> _TASK 1_
Write out the KVM SEV patch message below in full, word for word.

> _DOCUMENT EXTRACT_
=-=-=

[RFC PATCH v1 20/28] KVM: SVM: prepare for SEV guest management API support

Thu Oct 13 10:41:16 UTC 2016

On 23/08/2016 01:28, Brijesh Singh wrote:
> The patch adds initial support required for Secure Encrypted
> Virtualization (SEV) guest management API's.
> 
> ASID management:
>  - Reserve asid range for SEV guest, SEV asid range is obtained
>    through CPUID Fn8000_001f[ECX]. A non-SEV guest can use any
>    asid outside the SEV asid range.
>  - SEV guest must have asid value within asid range obtained
>    through CPUID.
>  - SEV guest must have the same asid for all vcpu's. A TLB flush
>    is required if different vcpu for the same ASID is to be run
>    on the same host CPU.
> 
> - save SEV private structure in kvm_arch.
> 
> - If SEV is available then initialize PSP firmware during hardware probe
> 
> Signed-off-by: Brijesh Singh <brijesh.singh at amd.com>
> ---
>  arch/x86/include/asm/kvm_host.h |    9 ++
>  arch/x86/kvm/svm.c              |  213 +++++++++++++++++++++++++++++++++++++++
>  2 files changed, 221 insertions(+), 1 deletion(-)

=-=-=

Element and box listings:
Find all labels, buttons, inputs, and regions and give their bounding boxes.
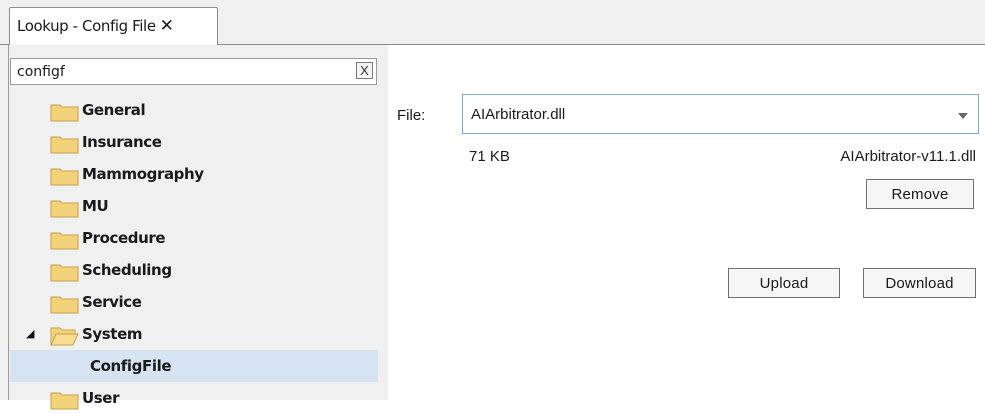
collapse-triangle-icon[interactable]: ◢: [26, 327, 34, 340]
tree-item-mammography[interactable]: Mammography: [10, 158, 378, 190]
upload-button[interactable]: Upload: [728, 268, 840, 298]
tab-title: Lookup - Config File: [17, 17, 156, 35]
remove-button[interactable]: Remove: [866, 179, 974, 209]
folder-icon: [50, 296, 79, 314]
tree-item-configfile[interactable]: ConfigFile: [10, 350, 378, 382]
tree-item-label: Insurance: [82, 133, 162, 151]
tree-item-user[interactable]: User: [10, 382, 378, 414]
tree-item-general[interactable]: General: [10, 94, 378, 126]
folder-icon: [50, 200, 79, 218]
folder-icon: [50, 104, 79, 122]
search-input[interactable]: [11, 59, 353, 84]
close-icon[interactable]: ✕: [160, 16, 174, 36]
open-folder-icon: [50, 327, 79, 346]
versioned-file-name: AIArbitrator-v11.1.dll: [840, 148, 976, 165]
tree-item-label: ConfigFile: [90, 357, 172, 375]
tab-lookup-config-file[interactable]: Lookup - Config File ✕: [9, 7, 218, 44]
file-dropdown-value: AIArbitrator.dll: [471, 106, 566, 123]
folder-icon: [50, 392, 79, 410]
tree-item-system[interactable]: ◢ System: [10, 318, 378, 350]
tree-item-label: Scheduling: [82, 261, 172, 279]
folder-icon: [50, 136, 79, 154]
tree-item-label: Procedure: [82, 229, 166, 247]
file-dropdown[interactable]: AIArbitrator.dll: [462, 94, 979, 134]
tree-item-label: Service: [82, 293, 142, 311]
file-size: 71 KB: [469, 148, 510, 165]
tab-strip: Lookup - Config File ✕: [0, 0, 985, 45]
chevron-down-icon[interactable]: [958, 113, 968, 119]
tree-item-mu[interactable]: MU: [10, 190, 378, 222]
download-button[interactable]: Download: [863, 268, 976, 298]
tree-item-insurance[interactable]: Insurance: [10, 126, 378, 158]
panel-border: [8, 45, 9, 400]
file-label: File:: [397, 107, 426, 124]
tree-item-label: System: [82, 325, 143, 343]
search-box: X: [10, 58, 377, 85]
folder-icon: [50, 168, 79, 186]
folder-icon: [50, 232, 79, 250]
clear-search-button[interactable]: X: [356, 62, 373, 79]
tree-item-label: General: [82, 101, 146, 119]
tree-item-label: Mammography: [82, 165, 204, 183]
tree-item-label: MU: [82, 197, 109, 215]
tree-item-service[interactable]: Service: [10, 286, 378, 318]
folder-icon: [50, 264, 79, 282]
lookup-tree: General Insurance Mammography MU Procedu…: [10, 94, 378, 414]
tree-item-procedure[interactable]: Procedure: [10, 222, 378, 254]
tree-item-scheduling[interactable]: Scheduling: [10, 254, 378, 286]
tree-item-label: User: [82, 389, 120, 407]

=-=-=

> _TASK 2_
From the rows above, pull out the stretch from the line containing "collapse-triangle-icon[interactable]: ◢: [26, 327, 34, 340]" through the line containing "folder-icon: [50, 296, 79, 314]", both ends included, and reproduce each line verbatim.

> _TASK OUTPUT 1_
[RFC PATCH v1 20/28] KVM: SVM: prepare for SEV guest management API support

Thu Oct 13 10:41:16 UTC 2016

On 23/08/2016 01:28, Brijesh Singh wrote:
> The patch adds initial support required for Secure Encrypted
> Virtualization (SEV) guest management API's.
> 
> ASID management:
>  - Reserve asid range for SEV guest, SEV asid range is obtained
>    through CPUID Fn8000_001f[ECX]. A non-SEV guest can use any
>    asid outside the SEV asid range.
>  - SEV guest must have asid value within asid range obtained
>    through CPUID.
>  - SEV guest must have the same asid for all vcpu's. A TLB flush
>    is required if different vcpu for the same ASID is to be run
>    on the same host CPU.
> 
> - save SEV private structure in kvm_arch.
> 
> - If SEV is available then initialize PSP firmware during hardware probe
> 
> Signed-off-by: Brijesh Singh <brijesh.singh at amd.com>
> ---
>  arch/x86/include/asm/kvm_host.h |    9 ++
>  arch/x86/kvm/svm.c              |  213 +++++++++++++++++++++++++++++++++++++++
>  2 files changed, 221 insertions(+), 1 deletion(-)

> _TASK OUTPUT 2_
collapse-triangle-icon[interactable]: ◢: [26, 327, 34, 340]
tree-item-mammography[interactable]: Mammography: [10, 158, 378, 190]
upload-button[interactable]: Upload: [728, 268, 840, 298]
tab-title: Lookup - Config File: [17, 17, 156, 35]
remove-button[interactable]: Remove: [866, 179, 974, 209]
folder-icon: [50, 296, 79, 314]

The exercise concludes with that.